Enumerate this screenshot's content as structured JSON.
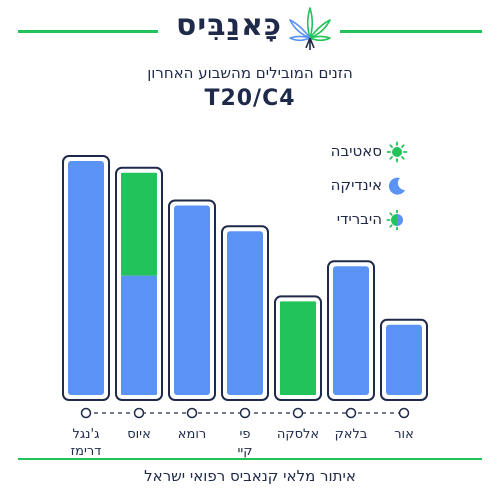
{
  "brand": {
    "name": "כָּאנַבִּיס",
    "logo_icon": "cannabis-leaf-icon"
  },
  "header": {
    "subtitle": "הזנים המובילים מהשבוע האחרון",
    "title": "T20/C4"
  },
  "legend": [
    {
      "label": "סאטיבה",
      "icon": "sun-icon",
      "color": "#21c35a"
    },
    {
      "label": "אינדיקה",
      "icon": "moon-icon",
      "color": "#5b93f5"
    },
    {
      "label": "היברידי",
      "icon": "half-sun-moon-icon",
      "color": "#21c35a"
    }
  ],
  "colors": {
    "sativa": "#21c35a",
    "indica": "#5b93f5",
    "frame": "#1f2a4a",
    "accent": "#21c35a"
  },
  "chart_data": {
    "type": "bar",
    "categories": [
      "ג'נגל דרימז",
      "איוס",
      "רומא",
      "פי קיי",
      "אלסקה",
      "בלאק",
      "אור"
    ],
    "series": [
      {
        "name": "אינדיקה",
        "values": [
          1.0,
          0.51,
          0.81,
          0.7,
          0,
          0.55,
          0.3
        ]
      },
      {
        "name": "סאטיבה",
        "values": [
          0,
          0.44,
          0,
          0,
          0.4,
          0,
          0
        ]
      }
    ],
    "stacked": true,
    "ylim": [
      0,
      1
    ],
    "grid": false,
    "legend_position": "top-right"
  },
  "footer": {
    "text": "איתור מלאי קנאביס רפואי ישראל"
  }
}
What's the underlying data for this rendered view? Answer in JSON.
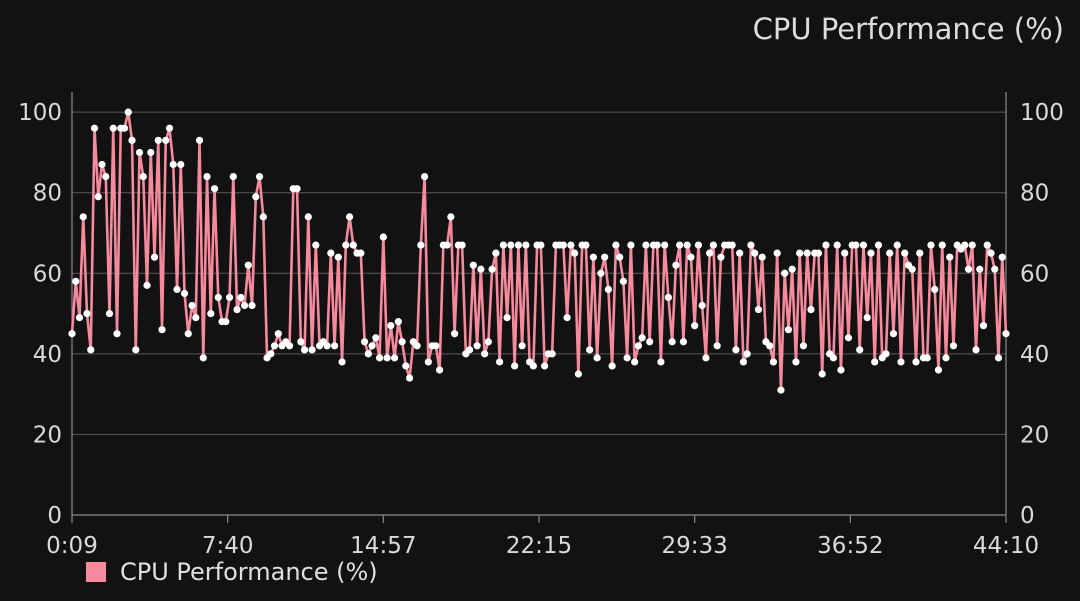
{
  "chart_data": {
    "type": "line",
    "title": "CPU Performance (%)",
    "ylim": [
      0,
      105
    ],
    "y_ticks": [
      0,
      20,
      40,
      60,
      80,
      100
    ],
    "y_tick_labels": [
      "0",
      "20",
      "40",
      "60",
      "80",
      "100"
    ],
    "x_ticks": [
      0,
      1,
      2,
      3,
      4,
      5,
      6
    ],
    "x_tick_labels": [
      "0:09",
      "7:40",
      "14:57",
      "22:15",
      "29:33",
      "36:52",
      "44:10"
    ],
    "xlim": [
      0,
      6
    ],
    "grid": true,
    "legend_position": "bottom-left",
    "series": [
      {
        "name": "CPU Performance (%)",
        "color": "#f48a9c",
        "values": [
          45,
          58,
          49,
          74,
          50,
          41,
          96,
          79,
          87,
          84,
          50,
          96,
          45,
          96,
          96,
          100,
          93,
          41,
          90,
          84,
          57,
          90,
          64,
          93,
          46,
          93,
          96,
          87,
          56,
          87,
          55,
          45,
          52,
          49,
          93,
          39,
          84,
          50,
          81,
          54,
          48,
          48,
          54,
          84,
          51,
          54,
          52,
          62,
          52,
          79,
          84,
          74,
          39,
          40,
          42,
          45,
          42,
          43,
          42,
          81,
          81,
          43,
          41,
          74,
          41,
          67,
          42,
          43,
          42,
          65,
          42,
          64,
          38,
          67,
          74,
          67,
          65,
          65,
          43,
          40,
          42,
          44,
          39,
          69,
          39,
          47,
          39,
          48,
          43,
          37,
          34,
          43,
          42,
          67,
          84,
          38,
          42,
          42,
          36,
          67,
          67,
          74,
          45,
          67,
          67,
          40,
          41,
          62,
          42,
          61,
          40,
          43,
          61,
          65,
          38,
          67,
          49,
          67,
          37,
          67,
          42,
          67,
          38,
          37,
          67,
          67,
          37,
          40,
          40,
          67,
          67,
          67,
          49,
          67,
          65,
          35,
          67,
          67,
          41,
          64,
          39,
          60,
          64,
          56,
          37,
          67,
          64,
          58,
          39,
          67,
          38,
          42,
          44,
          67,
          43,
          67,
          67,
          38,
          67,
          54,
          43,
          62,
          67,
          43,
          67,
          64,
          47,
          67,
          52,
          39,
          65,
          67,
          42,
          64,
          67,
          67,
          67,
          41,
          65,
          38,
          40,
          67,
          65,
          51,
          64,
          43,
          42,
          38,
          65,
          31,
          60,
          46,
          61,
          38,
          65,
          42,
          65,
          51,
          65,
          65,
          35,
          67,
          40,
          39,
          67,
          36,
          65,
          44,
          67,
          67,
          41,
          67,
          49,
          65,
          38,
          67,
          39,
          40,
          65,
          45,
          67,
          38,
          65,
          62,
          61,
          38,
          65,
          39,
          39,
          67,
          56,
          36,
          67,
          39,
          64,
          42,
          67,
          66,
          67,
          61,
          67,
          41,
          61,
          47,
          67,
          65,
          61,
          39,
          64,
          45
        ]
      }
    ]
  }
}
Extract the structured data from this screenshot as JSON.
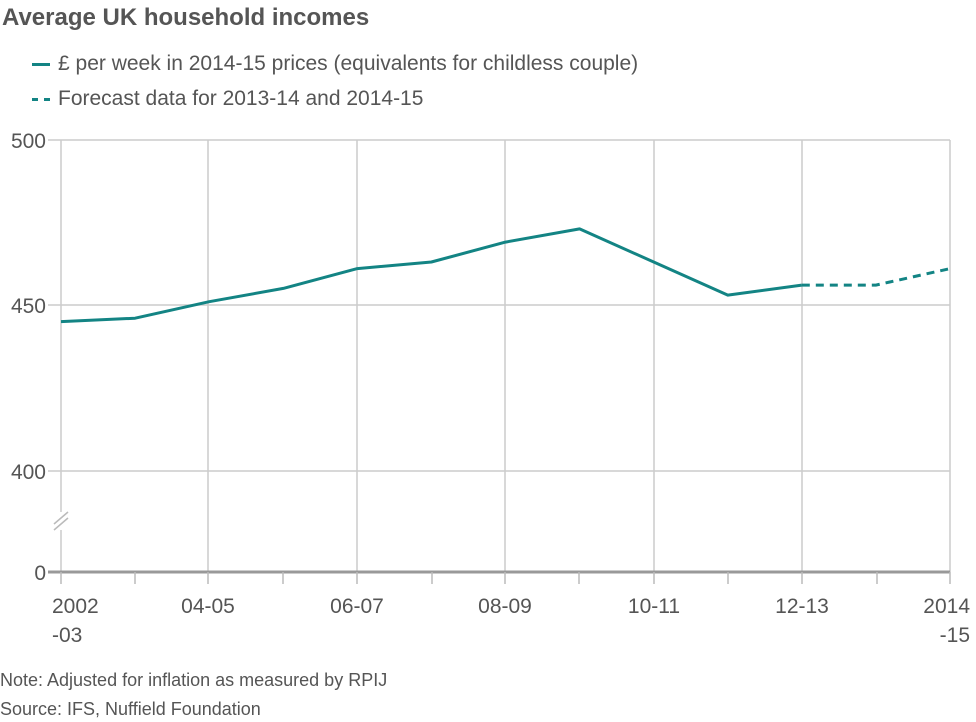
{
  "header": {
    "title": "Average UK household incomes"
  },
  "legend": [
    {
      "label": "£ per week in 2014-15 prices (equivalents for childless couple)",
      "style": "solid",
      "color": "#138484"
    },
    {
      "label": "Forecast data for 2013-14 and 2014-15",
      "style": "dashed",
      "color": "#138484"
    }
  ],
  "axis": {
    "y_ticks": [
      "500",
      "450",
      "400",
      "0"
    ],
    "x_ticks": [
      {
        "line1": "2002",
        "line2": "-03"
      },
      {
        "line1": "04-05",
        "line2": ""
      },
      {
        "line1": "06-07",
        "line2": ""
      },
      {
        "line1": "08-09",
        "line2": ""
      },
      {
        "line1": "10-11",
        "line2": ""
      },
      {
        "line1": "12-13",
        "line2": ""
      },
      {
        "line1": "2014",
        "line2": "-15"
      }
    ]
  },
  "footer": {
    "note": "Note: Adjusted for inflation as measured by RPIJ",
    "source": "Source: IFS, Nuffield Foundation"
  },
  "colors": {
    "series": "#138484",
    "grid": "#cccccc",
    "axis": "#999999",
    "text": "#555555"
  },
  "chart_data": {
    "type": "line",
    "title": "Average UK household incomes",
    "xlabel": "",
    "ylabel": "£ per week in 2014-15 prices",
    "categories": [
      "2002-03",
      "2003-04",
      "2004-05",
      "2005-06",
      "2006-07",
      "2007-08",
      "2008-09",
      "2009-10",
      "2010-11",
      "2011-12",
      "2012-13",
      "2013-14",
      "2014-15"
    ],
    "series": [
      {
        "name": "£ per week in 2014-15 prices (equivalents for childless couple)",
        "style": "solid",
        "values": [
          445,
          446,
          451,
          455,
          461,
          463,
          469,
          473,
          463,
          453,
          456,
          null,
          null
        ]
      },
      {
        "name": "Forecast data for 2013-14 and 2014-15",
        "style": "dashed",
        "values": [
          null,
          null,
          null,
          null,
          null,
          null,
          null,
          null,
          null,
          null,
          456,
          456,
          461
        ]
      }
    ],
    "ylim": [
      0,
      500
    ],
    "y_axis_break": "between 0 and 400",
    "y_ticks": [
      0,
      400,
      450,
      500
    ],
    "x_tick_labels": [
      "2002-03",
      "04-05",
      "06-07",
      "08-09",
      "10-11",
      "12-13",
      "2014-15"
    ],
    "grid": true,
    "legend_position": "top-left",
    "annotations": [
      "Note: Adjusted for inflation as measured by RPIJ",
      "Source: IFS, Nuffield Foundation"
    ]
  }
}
============================================================
■ What to do ■
Tally the lines of the data that contain the string "measured" and report the total alone.

■ Response to this task ■
2